Saved entries
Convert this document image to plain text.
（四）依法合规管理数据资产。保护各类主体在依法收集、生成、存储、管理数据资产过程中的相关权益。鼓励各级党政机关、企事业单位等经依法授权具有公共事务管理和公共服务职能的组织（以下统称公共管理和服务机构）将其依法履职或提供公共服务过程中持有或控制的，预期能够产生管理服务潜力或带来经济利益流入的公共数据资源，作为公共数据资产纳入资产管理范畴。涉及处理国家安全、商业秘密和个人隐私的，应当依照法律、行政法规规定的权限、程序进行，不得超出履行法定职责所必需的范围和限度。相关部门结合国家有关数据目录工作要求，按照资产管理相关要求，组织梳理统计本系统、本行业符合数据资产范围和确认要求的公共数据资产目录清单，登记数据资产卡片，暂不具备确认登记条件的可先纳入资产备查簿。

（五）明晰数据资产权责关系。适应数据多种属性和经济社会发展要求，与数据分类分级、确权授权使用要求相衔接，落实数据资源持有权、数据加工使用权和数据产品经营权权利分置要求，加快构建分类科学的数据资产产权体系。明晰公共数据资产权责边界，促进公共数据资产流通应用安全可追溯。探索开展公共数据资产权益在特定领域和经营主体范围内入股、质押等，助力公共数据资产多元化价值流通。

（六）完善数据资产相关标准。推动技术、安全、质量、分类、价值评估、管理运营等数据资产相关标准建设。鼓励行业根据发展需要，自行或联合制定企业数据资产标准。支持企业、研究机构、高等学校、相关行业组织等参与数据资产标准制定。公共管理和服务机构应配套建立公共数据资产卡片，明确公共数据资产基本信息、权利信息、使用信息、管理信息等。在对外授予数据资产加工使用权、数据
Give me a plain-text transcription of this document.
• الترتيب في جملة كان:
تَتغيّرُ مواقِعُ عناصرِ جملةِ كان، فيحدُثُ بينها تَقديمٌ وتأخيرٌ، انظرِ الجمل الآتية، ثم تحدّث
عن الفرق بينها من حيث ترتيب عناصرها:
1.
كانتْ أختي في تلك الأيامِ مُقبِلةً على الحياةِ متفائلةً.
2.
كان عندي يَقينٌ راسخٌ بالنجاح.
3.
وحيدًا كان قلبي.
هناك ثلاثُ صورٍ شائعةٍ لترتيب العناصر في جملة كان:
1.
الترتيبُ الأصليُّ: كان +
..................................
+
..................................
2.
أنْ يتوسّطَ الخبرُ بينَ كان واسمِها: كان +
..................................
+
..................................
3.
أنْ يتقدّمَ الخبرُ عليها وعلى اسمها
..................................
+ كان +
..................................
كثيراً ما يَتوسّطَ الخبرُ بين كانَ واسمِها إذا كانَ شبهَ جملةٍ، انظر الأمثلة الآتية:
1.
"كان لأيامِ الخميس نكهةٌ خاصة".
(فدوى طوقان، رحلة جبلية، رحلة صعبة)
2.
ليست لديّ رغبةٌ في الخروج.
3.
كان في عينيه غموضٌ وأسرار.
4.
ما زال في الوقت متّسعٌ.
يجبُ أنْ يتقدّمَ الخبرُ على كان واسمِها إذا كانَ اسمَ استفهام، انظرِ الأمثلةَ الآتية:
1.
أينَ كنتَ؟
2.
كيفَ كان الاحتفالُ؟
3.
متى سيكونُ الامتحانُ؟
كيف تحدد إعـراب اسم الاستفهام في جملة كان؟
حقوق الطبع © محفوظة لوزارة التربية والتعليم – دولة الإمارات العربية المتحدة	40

> **Goal of the exercise**:
Everything from the line containing "Give me a plain-text" through the final line of the listing, inclusive, must be reproduced exactly; leave out the rest.

> **Task answer**:
Give me a plain-text transcription of this document.
• الترتيب في جملة كان:
تَتغيّرُ مواقِعُ عناصرِ جملةِ كان، فيحدُثُ بينها تَقديمٌ وتأخيرٌ، انظرِ الجمل الآتية، ثم تحدّث
عن الفرق بينها من حيث ترتيب عناصرها:
1.
كانتْ أختي في تلك الأيامِ مُقبِلةً على الحياةِ متفائلةً.
2.
كان عندي يَقينٌ راسخٌ بالنجاح.
3.
وحيدًا كان قلبي.
هناك ثلاثُ صورٍ شائعةٍ لترتيب العناصر في جملة كان:
1.
الترتيبُ الأصليُّ: كان +
..................................
+
..................................
2.
أنْ يتوسّطَ الخبرُ بينَ كان واسمِها: كان +
..................................
+
..................................
3.
أنْ يتقدّمَ الخبرُ عليها وعلى اسمها
..................................
+ كان +
..................................
كثيراً ما يَتوسّطَ الخبرُ بين كانَ واسمِها إذا كانَ شبهَ جملةٍ، انظر الأمثلة الآتية:
1.
"كان لأيامِ الخميس نكهةٌ خاصة".
(فدوى طوقان، رحلة جبلية، رحلة صعبة)
2.
ليست لديّ رغبةٌ في الخروج.
3.
كان في عينيه غموضٌ وأسرار.
4.
ما زال في الوقت متّسعٌ.
يجبُ أنْ يتقدّمَ الخبرُ على كان واسمِها إذا كانَ اسمَ استفهام، انظرِ الأمثلةَ الآتية:
1.
أينَ كنتَ؟
2.
كيفَ كان الاحتفالُ؟
3.
متى سيكونُ الامتحانُ؟
كيف تحدد إعـراب اسم الاستفهام في جملة كان؟
حقوق الطبع © محفوظة لوزارة التربية والتعليم – دولة الإمارات العربية المتحدة	40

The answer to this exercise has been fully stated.